From the records below, copy every line that contains the word "name".

Stored data entries
^^^^

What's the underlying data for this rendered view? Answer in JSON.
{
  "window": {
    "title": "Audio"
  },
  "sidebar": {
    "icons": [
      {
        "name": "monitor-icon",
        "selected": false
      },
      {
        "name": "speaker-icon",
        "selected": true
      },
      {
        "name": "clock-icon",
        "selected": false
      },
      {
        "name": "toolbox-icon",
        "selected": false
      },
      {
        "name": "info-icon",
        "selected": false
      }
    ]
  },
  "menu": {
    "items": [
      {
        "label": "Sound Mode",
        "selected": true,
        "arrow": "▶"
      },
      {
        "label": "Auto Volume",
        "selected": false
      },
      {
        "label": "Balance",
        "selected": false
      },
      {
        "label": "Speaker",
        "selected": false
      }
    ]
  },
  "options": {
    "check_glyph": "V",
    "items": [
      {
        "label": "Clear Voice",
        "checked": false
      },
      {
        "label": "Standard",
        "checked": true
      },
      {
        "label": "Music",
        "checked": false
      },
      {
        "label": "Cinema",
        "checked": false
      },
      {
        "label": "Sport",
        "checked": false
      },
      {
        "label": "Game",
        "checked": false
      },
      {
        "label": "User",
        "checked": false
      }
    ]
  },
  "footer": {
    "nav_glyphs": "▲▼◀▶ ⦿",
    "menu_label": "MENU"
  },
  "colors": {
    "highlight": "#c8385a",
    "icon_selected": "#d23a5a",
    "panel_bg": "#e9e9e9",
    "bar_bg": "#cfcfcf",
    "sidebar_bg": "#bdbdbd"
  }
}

^^^^

▶ EXERCISE ANSWER
        "name": "monitor-icon",
        "name": "speaker-icon",
        "name": "clock-icon",
        "name": "toolbox-icon",
        "name": "info-icon",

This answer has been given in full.